→ **WHAT THIS TASK INVOLVES**
Rewrite the rows from the first one through the line that contains "scale-tick bbox=[343, 272, 353, 274]", substituting "marker" for every occurrence of "callout" and leaving everything else unchanged. Return only those lines.

→ **EXCERPTED RECORDS**
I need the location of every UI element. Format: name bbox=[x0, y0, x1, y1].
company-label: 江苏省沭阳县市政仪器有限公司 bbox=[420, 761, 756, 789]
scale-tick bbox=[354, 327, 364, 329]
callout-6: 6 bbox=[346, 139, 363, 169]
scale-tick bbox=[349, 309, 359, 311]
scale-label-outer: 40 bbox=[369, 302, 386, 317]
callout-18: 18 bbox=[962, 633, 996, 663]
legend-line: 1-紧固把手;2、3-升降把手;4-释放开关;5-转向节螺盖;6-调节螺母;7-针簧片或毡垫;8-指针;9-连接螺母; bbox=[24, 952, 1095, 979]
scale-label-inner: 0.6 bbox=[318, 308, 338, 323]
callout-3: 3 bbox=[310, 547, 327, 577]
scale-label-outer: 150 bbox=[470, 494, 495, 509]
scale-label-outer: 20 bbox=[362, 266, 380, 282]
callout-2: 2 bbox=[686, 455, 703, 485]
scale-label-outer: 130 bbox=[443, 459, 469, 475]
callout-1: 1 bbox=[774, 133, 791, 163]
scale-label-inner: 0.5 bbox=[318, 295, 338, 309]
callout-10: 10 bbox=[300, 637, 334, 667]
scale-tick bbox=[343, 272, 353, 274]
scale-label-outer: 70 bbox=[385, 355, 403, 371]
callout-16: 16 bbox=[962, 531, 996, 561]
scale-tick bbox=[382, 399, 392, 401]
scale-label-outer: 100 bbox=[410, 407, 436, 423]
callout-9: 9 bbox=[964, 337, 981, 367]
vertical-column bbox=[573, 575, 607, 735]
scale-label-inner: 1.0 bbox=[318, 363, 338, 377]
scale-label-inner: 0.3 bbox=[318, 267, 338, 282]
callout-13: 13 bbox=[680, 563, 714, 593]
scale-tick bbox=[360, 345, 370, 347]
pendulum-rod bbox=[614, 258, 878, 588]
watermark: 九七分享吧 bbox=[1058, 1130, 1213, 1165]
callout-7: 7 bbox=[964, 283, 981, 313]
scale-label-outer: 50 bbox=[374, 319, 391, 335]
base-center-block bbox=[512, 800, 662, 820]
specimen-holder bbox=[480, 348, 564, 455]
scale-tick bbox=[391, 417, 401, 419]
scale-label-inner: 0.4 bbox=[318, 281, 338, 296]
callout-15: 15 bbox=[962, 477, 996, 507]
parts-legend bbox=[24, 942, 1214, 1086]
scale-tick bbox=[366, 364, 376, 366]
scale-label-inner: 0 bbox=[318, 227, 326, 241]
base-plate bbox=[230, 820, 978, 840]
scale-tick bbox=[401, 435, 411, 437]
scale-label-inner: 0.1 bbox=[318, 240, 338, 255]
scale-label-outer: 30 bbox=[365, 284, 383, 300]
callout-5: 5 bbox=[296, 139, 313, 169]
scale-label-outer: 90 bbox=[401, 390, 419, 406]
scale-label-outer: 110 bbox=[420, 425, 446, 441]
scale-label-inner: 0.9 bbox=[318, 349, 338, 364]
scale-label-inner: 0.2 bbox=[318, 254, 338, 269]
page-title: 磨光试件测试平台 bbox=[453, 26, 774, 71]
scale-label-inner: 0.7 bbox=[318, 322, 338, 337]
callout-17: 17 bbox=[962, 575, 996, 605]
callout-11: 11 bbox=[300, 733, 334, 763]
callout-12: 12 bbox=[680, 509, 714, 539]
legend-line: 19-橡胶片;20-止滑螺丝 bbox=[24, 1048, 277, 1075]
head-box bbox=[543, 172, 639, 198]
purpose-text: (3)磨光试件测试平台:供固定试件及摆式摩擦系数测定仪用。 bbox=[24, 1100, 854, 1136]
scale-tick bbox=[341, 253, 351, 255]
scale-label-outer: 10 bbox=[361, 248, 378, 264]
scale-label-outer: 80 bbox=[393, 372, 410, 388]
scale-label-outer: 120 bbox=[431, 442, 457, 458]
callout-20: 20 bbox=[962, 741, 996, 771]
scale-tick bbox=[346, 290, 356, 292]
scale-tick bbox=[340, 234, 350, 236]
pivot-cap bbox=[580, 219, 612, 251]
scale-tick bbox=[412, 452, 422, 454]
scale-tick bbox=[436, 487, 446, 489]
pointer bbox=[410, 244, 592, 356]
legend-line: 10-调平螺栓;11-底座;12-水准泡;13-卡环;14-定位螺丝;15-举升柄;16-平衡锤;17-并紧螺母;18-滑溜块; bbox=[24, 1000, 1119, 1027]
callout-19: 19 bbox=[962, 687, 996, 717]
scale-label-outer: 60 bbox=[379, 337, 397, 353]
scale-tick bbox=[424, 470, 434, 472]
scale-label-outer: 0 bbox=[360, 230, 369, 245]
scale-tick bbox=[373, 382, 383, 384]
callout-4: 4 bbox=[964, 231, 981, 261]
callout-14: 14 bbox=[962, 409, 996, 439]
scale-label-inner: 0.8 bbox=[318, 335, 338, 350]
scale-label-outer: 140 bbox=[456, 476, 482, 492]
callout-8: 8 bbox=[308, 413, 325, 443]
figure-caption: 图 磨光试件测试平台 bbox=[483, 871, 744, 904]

→ **RESULT OF THE EXERCISE**
I need the location of every UI element. Format: name bbox=[x0, y0, x1, y1].
company-label: 江苏省沭阳县市政仪器有限公司 bbox=[420, 761, 756, 789]
scale-tick bbox=[354, 327, 364, 329]
marker-6: 6 bbox=[346, 139, 363, 169]
scale-tick bbox=[349, 309, 359, 311]
scale-label-outer: 40 bbox=[369, 302, 386, 317]
marker-18: 18 bbox=[962, 633, 996, 663]
legend-line: 1-紧固把手;2、3-升降把手;4-释放开关;5-转向节螺盖;6-调节螺母;7-针簧片或毡垫;8-指针;9-连接螺母; bbox=[24, 952, 1095, 979]
scale-label-inner: 0.6 bbox=[318, 308, 338, 323]
marker-3: 3 bbox=[310, 547, 327, 577]
scale-label-outer: 150 bbox=[470, 494, 495, 509]
scale-label-outer: 20 bbox=[362, 266, 380, 282]
marker-2: 2 bbox=[686, 455, 703, 485]
scale-label-outer: 130 bbox=[443, 459, 469, 475]
marker-1: 1 bbox=[774, 133, 791, 163]
scale-label-inner: 0.5 bbox=[318, 295, 338, 309]
marker-10: 10 bbox=[300, 637, 334, 667]
scale-tick bbox=[343, 272, 353, 274]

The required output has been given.